→ **What the task requires**
Print all entries precisely as they are written.

+--

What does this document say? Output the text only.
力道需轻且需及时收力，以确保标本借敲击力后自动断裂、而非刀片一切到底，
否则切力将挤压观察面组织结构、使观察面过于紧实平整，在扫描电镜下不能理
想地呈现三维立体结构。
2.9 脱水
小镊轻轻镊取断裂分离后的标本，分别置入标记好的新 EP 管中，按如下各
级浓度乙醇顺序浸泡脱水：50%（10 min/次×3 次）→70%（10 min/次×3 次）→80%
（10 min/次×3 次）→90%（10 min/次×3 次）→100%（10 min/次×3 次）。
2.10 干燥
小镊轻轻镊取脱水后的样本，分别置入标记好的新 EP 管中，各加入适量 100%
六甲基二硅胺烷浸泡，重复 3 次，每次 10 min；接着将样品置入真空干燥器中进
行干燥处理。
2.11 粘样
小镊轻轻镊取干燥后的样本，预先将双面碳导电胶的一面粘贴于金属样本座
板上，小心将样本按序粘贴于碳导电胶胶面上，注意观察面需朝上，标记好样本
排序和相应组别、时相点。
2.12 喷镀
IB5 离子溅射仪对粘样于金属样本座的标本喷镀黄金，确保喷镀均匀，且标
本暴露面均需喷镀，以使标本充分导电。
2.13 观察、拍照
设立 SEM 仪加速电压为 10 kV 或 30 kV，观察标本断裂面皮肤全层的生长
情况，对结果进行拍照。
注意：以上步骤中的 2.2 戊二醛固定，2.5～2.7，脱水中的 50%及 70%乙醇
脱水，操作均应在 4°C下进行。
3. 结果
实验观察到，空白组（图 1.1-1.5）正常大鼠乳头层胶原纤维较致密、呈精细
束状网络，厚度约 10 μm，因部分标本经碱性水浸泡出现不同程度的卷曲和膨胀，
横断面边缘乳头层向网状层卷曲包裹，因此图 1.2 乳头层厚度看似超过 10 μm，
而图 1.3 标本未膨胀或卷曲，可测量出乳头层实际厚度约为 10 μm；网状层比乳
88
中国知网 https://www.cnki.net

+--

→ **Solved problem**
What does this document say? Output the text only.
力道需轻且需及时收力，以确保标本借敲击力后自动断裂、而非刀片一切到底，
否则切力将挤压观察面组织结构、使观察面过于紧实平整，在扫描电镜下不能理
想地呈现三维立体结构。
2.9 脱水
小镊轻轻镊取断裂分离后的标本，分别置入标记好的新 EP 管中，按如下各
级浓度乙醇顺序浸泡脱水：50%（10 min/次×3 次）→70%（10 min/次×3 次）→80%
（10 min/次×3 次）→90%（10 min/次×3 次）→100%（10 min/次×3 次）。
2.10 干燥
小镊轻轻镊取脱水后的样本，分别置入标记好的新 EP 管中，各加入适量 100%
六甲基二硅胺烷浸泡，重复 3 次，每次 10 min；接着将样品置入真空干燥器中进
行干燥处理。
2.11 粘样
小镊轻轻镊取干燥后的样本，预先将双面碳导电胶的一面粘贴于金属样本座
板上，小心将样本按序粘贴于碳导电胶胶面上，注意观察面需朝上，标记好样本
排序和相应组别、时相点。
2.12 喷镀
IB5 离子溅射仪对粘样于金属样本座的标本喷镀黄金，确保喷镀均匀，且标
本暴露面均需喷镀，以使标本充分导电。
2.13 观察、拍照
设立 SEM 仪加速电压为 10 kV 或 30 kV，观察标本断裂面皮肤全层的生长
情况，对结果进行拍照。
注意：以上步骤中的 2.2 戊二醛固定，2.5～2.7，脱水中的 50%及 70%乙醇
脱水，操作均应在 4°C下进行。
3. 结果
实验观察到，空白组（图 1.1-1.5）正常大鼠乳头层胶原纤维较致密、呈精细
束状网络，厚度约 10 μm，因部分标本经碱性水浸泡出现不同程度的卷曲和膨胀，
横断面边缘乳头层向网状层卷曲包裹，因此图 1.2 乳头层厚度看似超过 10 μm，
而图 1.3 标本未膨胀或卷曲，可测量出乳头层实际厚度约为 10 μm；网状层比乳
88
中国知网 https://www.cnki.net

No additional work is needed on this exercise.